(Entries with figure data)
•••••

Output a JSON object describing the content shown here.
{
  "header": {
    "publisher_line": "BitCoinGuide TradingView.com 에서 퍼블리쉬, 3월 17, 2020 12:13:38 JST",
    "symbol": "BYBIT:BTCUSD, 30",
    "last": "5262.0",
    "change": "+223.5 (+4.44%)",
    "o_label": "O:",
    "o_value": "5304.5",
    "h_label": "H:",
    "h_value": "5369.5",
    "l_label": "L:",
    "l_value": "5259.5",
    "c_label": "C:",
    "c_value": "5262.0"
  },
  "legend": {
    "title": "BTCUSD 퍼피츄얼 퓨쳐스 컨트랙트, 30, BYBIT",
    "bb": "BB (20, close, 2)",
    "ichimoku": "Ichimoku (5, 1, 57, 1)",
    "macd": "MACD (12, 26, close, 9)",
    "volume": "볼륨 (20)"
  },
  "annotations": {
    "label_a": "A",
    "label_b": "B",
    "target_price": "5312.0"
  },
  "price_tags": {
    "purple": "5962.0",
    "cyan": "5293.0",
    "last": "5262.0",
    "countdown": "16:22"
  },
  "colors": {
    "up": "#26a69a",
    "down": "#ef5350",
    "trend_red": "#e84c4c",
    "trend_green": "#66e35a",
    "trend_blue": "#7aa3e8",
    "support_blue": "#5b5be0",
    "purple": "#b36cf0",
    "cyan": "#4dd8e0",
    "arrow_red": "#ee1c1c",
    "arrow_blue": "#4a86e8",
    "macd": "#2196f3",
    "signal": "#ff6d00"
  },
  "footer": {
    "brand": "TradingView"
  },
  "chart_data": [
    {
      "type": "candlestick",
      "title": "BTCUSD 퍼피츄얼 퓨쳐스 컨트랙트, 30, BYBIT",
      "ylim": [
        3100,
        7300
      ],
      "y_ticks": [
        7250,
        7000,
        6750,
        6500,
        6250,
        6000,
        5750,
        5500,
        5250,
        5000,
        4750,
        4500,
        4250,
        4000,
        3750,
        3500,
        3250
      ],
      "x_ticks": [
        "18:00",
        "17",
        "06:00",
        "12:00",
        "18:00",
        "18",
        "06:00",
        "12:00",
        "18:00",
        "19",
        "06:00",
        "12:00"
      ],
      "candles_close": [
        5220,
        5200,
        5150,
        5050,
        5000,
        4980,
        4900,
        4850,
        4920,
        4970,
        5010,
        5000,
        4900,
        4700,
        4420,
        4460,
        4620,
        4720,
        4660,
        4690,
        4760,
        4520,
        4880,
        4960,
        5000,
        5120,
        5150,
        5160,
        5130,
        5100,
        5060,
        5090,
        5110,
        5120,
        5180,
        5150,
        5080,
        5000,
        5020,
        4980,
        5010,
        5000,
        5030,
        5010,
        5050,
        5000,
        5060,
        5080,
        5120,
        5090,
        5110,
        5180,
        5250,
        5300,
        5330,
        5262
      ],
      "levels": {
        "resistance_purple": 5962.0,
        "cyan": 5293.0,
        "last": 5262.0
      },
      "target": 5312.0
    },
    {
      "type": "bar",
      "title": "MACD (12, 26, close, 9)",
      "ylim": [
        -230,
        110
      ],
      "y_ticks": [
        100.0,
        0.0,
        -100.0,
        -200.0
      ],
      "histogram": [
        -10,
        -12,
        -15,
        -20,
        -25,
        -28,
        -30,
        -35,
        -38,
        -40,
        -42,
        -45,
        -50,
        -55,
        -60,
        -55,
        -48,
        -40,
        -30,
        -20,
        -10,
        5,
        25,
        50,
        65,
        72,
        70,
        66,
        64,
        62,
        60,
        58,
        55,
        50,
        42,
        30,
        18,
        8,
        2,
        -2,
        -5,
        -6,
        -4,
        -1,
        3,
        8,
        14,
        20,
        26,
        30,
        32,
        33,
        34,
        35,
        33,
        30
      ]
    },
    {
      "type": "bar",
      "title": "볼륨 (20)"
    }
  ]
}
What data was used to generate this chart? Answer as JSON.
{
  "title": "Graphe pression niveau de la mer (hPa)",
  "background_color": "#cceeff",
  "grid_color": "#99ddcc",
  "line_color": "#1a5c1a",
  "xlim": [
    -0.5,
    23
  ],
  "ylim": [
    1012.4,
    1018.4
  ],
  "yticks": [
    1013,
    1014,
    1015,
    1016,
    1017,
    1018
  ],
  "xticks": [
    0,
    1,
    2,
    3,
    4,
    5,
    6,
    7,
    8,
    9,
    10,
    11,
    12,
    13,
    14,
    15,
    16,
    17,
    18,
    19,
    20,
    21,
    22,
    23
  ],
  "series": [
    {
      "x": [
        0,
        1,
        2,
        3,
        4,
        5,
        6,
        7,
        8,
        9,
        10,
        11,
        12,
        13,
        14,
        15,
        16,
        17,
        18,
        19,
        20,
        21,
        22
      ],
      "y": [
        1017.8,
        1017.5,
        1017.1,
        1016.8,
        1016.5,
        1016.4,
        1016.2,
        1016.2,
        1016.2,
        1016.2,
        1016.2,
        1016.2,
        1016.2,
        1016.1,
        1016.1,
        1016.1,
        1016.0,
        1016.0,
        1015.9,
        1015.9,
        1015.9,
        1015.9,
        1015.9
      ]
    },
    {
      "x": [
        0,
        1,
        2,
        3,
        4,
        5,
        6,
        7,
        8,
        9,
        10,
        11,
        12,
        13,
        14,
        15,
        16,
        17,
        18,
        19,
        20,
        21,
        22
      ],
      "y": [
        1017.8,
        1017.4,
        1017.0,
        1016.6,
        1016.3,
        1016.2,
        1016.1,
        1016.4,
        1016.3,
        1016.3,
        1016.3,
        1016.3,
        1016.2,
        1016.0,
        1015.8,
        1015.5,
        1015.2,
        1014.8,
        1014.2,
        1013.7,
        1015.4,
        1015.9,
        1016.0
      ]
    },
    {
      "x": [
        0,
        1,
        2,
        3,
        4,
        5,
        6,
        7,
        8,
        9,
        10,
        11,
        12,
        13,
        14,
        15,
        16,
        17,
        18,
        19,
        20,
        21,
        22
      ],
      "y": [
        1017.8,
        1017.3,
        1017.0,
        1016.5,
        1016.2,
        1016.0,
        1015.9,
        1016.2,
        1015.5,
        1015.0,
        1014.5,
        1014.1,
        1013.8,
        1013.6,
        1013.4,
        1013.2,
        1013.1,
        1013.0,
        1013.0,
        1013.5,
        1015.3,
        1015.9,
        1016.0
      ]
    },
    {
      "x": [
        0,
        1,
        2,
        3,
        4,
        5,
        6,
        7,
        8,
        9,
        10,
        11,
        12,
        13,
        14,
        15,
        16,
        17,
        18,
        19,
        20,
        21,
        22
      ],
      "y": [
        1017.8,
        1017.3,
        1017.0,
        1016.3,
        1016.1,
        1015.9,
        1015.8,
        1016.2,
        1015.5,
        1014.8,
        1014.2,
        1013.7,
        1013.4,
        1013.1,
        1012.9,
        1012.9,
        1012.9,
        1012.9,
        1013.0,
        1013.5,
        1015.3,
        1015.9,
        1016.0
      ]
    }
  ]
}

•••••

• _GIVEN EXERCISE_
Write out every line of the listing that holds the word "퍼피츄얼".

• _RESPONSE BELOW_
    "title": "BTCUSD 퍼피츄얼 퓨쳐스 컨트랙트, 30, BYBIT",
      "title": "BTCUSD 퍼피츄얼 퓨쳐스 컨트랙트, 30, BYBIT",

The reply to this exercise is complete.